■ **WORK TO BE COMPLETED**
Return all lines that include the string "Bold".
-=-=-
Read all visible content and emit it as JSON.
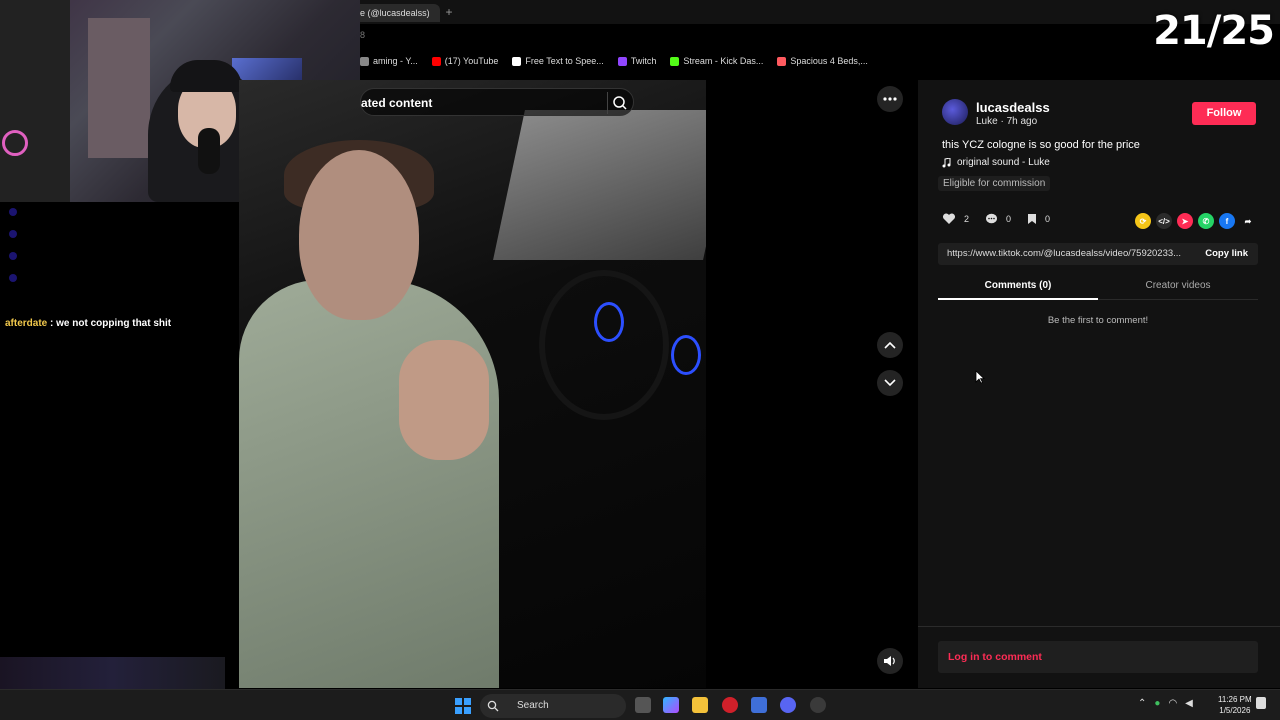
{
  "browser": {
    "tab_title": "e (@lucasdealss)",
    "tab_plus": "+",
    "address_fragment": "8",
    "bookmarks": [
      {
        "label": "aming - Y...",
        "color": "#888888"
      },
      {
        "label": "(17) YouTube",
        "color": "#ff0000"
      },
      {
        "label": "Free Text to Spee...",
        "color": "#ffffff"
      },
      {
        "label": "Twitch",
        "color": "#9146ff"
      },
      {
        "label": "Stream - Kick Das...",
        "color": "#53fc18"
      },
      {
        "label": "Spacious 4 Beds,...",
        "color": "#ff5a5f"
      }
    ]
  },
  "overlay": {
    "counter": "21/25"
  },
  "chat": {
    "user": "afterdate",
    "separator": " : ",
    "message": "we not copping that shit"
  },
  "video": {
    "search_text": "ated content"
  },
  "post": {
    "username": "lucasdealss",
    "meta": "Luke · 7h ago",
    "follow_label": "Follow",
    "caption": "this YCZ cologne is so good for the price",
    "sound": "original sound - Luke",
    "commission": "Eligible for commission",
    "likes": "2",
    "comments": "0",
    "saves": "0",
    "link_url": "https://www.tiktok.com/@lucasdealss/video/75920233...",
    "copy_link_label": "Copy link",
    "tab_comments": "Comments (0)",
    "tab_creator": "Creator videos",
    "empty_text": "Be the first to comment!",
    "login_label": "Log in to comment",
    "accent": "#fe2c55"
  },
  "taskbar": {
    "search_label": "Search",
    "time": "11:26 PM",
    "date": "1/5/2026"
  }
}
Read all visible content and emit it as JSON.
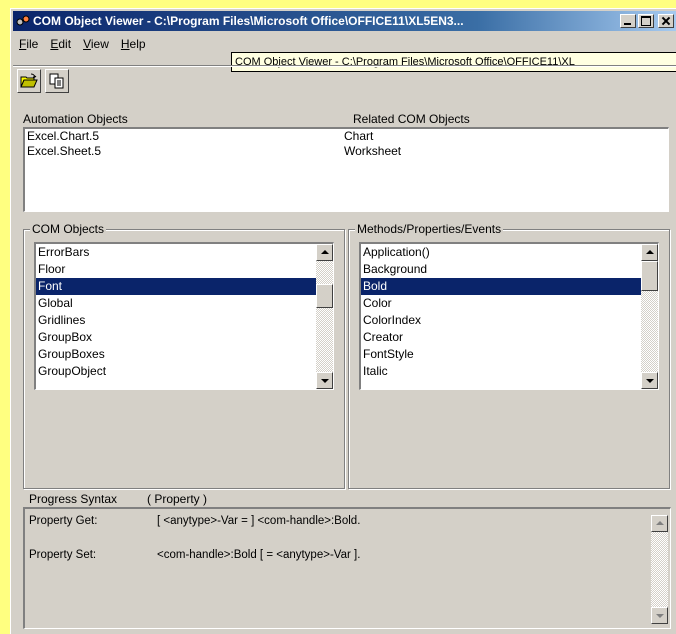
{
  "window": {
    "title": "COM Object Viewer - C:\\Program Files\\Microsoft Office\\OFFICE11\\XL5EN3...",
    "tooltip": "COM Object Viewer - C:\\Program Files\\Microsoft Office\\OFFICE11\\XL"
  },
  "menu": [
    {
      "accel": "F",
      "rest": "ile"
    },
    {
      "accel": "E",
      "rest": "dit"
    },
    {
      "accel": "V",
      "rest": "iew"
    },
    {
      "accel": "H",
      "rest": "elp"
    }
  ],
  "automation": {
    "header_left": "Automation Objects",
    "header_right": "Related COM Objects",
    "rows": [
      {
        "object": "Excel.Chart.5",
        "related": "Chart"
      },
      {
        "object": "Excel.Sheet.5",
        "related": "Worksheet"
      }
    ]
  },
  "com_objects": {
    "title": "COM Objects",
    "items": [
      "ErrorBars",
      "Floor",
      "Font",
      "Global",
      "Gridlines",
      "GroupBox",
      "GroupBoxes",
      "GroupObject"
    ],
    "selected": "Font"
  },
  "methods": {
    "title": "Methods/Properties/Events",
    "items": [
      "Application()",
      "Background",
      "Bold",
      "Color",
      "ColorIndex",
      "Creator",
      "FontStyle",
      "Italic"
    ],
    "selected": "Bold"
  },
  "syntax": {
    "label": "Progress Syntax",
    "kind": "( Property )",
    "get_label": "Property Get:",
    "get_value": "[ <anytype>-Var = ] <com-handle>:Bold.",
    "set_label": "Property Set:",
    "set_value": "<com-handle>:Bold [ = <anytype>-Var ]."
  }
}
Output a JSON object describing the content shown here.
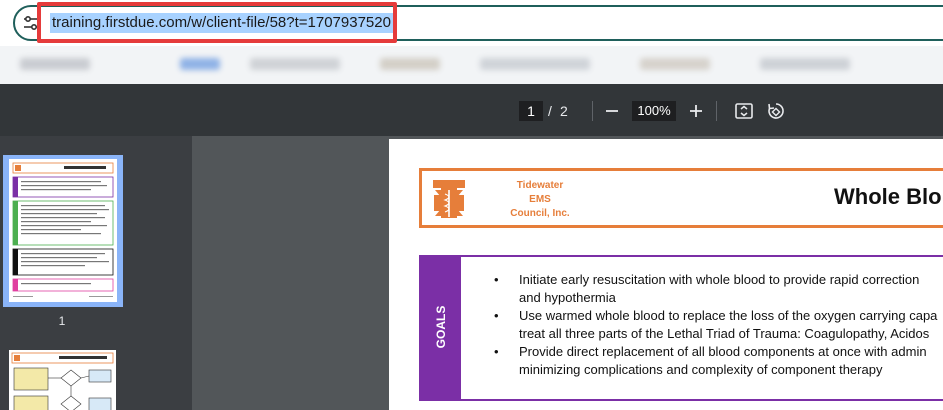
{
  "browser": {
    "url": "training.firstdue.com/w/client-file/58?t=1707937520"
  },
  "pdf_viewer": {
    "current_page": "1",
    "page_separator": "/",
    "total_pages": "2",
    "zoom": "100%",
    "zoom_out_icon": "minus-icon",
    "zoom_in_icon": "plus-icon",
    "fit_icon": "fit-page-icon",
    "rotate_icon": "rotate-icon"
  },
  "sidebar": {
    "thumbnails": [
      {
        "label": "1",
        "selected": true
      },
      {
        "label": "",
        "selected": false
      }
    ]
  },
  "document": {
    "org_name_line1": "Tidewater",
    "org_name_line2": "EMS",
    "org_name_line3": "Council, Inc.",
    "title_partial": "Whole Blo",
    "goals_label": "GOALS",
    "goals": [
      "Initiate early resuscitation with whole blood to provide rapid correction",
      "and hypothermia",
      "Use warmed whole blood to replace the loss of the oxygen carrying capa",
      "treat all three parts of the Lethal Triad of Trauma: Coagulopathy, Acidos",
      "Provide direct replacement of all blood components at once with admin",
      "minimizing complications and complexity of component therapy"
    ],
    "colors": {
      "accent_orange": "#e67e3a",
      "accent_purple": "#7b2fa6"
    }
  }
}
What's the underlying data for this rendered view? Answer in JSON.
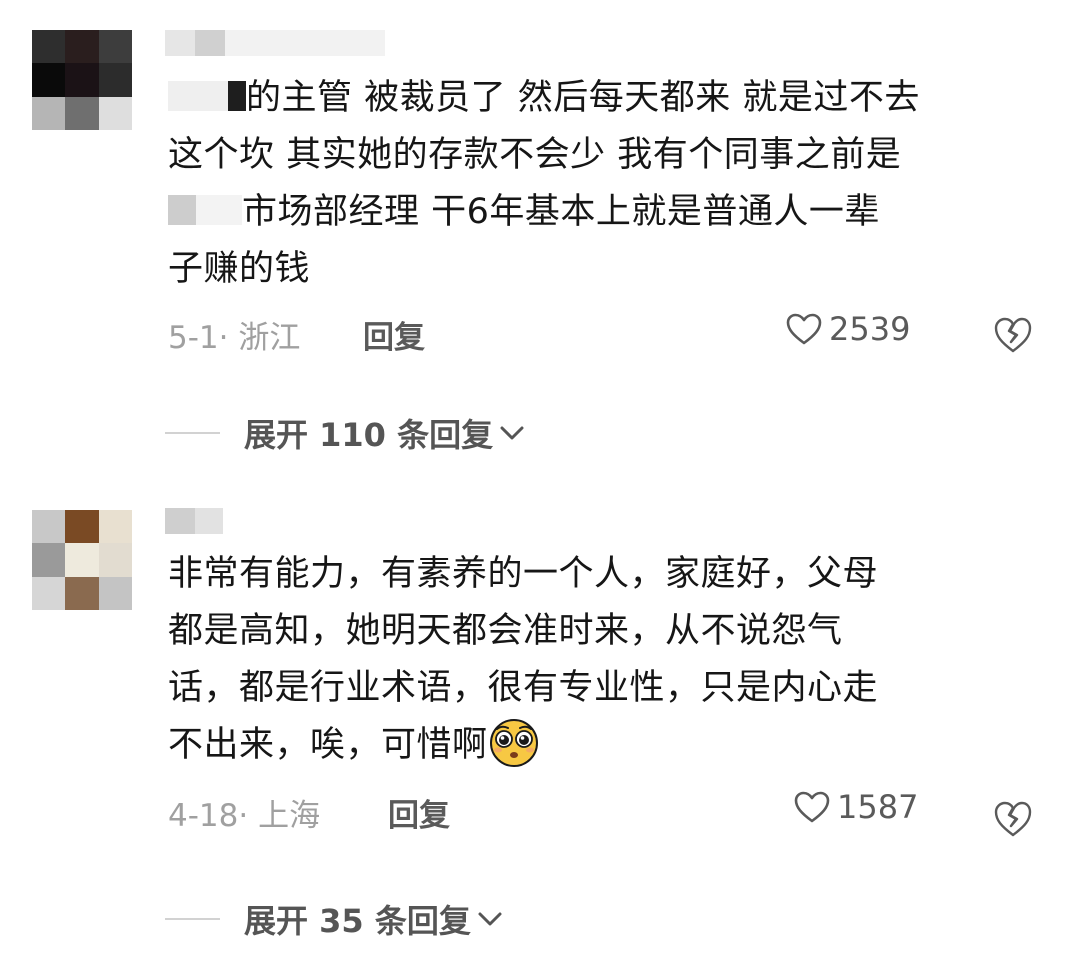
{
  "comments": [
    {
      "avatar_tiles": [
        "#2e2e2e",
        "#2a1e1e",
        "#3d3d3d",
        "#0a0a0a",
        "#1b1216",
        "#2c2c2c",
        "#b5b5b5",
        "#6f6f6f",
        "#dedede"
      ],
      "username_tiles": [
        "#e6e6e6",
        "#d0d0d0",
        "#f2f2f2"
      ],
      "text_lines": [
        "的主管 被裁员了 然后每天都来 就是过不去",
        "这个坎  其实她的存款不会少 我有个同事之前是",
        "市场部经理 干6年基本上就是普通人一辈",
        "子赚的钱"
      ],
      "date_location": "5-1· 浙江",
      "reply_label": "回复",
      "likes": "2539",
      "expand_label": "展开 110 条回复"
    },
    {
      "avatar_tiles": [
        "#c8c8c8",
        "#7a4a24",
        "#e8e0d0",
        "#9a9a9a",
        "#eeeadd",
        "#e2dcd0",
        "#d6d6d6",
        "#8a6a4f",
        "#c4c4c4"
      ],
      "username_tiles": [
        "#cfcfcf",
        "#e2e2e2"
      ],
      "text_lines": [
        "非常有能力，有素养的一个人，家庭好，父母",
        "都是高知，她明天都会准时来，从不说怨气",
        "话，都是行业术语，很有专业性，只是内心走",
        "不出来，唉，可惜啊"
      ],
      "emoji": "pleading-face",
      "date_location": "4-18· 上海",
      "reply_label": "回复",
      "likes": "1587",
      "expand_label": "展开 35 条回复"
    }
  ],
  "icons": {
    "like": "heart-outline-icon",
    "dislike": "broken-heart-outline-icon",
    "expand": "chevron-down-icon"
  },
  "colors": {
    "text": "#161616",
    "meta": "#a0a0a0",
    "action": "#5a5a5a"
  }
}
-=-=-
■ **EXERCISE RESPONSE**
      "Bold",
    "selected": "Bold"
    "get_value": "[ <anytype>-Var = ] <com-handle>:Bold.",
    "set_value": "<com-handle>:Bold [ = <anytype>-Var ]."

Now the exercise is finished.